**Saved entries:**
--- start ---

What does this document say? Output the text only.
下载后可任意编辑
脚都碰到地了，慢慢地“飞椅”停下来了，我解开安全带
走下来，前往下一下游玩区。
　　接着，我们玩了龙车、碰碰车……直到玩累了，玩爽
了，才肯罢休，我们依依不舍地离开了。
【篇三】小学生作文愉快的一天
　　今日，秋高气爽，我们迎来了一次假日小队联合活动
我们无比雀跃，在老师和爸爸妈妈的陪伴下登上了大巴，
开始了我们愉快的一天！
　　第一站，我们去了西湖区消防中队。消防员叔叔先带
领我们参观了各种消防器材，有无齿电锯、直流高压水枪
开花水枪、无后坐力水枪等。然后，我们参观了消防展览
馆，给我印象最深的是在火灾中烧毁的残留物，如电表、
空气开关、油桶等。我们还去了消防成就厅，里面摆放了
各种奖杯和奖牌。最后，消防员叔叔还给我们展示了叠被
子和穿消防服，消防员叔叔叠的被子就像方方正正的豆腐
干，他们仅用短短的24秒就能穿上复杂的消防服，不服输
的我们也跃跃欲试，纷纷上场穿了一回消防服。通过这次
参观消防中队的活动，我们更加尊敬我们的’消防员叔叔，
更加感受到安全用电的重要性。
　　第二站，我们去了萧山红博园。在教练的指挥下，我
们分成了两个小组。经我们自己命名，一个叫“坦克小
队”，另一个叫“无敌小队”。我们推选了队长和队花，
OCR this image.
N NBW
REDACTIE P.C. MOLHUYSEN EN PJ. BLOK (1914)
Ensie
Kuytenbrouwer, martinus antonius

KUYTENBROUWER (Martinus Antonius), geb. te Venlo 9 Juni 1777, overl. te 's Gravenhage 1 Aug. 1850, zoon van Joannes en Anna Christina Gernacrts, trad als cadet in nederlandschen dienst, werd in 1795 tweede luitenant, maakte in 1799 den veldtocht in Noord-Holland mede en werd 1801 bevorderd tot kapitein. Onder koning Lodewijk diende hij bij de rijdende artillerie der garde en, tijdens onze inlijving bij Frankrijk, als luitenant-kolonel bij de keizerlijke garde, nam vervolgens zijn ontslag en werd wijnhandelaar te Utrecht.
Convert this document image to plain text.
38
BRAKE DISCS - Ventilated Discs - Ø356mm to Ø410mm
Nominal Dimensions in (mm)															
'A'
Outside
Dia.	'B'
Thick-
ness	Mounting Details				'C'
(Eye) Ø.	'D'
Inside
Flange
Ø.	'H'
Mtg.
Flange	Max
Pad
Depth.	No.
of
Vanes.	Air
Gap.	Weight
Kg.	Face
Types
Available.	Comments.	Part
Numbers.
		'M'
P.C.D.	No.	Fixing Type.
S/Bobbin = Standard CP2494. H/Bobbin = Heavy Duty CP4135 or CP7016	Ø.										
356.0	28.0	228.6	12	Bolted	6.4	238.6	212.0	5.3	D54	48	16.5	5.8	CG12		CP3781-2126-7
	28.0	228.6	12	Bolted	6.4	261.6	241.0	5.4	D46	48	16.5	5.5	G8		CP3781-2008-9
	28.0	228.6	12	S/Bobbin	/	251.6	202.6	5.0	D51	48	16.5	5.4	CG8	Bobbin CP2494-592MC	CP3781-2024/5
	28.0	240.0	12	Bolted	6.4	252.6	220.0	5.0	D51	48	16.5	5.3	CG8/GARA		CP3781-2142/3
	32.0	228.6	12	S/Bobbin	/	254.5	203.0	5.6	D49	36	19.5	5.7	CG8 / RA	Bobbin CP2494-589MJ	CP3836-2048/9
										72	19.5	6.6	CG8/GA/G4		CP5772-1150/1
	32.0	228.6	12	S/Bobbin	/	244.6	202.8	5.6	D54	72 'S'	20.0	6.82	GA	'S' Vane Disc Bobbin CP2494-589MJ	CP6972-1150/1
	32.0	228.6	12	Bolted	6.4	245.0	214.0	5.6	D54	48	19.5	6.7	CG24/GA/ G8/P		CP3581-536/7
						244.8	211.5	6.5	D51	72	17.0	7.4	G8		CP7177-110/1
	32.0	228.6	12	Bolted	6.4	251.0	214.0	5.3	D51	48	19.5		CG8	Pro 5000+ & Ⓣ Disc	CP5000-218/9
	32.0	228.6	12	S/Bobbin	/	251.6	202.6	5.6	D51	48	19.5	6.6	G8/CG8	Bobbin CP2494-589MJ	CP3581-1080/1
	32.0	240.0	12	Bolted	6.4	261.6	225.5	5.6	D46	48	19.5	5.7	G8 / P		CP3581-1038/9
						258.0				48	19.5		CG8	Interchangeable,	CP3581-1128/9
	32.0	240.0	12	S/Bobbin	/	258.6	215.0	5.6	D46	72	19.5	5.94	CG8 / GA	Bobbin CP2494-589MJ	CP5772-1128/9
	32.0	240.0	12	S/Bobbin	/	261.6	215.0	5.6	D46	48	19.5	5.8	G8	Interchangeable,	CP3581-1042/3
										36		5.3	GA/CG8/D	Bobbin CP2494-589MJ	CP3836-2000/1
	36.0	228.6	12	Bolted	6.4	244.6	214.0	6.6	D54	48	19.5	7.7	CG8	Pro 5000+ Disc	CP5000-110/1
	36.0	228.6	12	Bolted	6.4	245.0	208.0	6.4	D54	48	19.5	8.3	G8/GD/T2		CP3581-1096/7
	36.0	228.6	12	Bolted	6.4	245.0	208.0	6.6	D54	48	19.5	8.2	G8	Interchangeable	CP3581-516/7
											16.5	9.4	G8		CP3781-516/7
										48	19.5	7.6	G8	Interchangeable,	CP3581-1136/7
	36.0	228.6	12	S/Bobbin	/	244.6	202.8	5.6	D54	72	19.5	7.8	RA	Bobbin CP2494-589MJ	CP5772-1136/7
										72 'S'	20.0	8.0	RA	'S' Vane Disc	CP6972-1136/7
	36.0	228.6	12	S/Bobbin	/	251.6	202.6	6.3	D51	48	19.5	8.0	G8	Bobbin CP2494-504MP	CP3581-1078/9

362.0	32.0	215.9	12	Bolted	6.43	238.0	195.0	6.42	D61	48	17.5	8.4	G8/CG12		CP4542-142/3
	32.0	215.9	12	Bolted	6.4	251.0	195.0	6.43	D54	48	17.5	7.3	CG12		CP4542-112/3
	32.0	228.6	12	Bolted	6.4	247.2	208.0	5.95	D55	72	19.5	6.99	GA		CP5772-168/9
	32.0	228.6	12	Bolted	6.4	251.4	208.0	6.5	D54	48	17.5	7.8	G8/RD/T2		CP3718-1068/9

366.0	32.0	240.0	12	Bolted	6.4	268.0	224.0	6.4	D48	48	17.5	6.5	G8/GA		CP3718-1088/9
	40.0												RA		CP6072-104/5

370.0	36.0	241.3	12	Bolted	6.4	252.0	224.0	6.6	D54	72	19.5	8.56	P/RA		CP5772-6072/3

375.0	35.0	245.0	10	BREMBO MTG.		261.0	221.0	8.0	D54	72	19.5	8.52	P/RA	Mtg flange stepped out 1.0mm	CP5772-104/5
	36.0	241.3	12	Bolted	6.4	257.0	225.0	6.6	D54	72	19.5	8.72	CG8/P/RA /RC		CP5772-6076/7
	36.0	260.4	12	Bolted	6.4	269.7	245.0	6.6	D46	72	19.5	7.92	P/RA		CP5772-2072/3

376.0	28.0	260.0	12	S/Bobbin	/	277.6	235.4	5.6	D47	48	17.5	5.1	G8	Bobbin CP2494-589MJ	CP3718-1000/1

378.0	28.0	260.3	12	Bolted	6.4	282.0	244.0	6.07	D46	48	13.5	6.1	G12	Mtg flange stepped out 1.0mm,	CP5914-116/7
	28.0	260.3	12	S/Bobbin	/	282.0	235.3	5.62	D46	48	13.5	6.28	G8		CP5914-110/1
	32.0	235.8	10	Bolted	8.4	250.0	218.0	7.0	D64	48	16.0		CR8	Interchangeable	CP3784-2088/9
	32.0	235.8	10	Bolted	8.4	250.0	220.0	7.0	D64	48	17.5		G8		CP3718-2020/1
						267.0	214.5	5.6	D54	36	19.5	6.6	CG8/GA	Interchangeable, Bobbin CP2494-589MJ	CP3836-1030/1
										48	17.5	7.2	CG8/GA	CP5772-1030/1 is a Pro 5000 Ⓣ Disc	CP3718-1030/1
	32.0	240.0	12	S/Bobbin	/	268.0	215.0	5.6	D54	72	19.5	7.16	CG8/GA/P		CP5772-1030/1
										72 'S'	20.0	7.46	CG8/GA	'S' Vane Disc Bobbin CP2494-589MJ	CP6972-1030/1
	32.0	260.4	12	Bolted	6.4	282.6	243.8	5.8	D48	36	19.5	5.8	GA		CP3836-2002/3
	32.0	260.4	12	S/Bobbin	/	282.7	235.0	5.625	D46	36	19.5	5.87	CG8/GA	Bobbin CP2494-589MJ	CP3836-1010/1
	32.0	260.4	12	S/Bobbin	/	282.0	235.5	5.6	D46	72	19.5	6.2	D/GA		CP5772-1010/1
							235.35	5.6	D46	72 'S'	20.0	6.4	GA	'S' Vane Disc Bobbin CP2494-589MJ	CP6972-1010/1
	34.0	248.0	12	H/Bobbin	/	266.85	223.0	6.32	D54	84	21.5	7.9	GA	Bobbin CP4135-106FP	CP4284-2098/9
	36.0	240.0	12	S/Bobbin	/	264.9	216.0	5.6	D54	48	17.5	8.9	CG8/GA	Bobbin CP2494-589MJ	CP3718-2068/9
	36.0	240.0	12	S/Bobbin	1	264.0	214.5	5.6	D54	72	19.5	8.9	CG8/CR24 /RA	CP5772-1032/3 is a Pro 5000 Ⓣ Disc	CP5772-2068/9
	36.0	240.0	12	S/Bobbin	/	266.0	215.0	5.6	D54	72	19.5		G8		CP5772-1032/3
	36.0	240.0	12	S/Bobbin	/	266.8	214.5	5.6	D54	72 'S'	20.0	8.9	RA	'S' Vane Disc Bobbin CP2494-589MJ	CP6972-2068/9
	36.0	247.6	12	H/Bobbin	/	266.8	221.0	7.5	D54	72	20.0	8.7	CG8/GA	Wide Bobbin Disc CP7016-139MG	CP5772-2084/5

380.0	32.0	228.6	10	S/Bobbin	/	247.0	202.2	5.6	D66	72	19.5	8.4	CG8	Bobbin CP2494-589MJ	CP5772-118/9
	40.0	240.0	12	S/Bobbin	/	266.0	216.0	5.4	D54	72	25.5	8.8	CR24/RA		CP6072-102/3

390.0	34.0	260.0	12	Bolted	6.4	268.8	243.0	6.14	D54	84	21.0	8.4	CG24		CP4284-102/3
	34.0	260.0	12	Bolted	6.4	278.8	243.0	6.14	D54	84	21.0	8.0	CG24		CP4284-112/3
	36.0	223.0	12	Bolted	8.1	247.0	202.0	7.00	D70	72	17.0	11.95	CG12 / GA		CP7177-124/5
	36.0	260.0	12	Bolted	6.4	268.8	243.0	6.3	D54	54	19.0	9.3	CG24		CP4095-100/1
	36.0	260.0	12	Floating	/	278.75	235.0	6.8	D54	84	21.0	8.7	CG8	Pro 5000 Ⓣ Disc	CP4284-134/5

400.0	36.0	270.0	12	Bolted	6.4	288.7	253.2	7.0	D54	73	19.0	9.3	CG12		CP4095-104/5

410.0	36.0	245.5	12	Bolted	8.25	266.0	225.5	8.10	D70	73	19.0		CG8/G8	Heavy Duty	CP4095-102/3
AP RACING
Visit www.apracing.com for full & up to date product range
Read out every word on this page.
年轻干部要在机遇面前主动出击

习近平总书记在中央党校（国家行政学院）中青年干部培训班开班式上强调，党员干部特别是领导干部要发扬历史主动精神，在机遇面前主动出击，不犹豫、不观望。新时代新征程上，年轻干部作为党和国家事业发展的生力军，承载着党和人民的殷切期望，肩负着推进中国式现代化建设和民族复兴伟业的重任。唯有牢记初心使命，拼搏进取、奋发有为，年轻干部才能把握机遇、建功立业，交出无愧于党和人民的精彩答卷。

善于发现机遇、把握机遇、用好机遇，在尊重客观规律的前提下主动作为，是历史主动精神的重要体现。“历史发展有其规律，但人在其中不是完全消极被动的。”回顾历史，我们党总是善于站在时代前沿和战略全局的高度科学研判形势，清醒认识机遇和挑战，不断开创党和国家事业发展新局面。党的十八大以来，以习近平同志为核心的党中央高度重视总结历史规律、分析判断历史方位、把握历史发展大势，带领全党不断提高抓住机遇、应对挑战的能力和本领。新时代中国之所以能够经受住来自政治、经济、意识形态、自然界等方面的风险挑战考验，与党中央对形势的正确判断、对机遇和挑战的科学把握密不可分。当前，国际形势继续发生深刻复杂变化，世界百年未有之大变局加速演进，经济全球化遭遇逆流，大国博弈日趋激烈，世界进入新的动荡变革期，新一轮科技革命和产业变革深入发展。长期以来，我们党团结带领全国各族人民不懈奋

--- end ---

**WRITTEN REQUEST:**
In the listing above, find each line with the word "image" and copy it.

**SOLUTION:**
OCR this image.
Convert this document image to plain text.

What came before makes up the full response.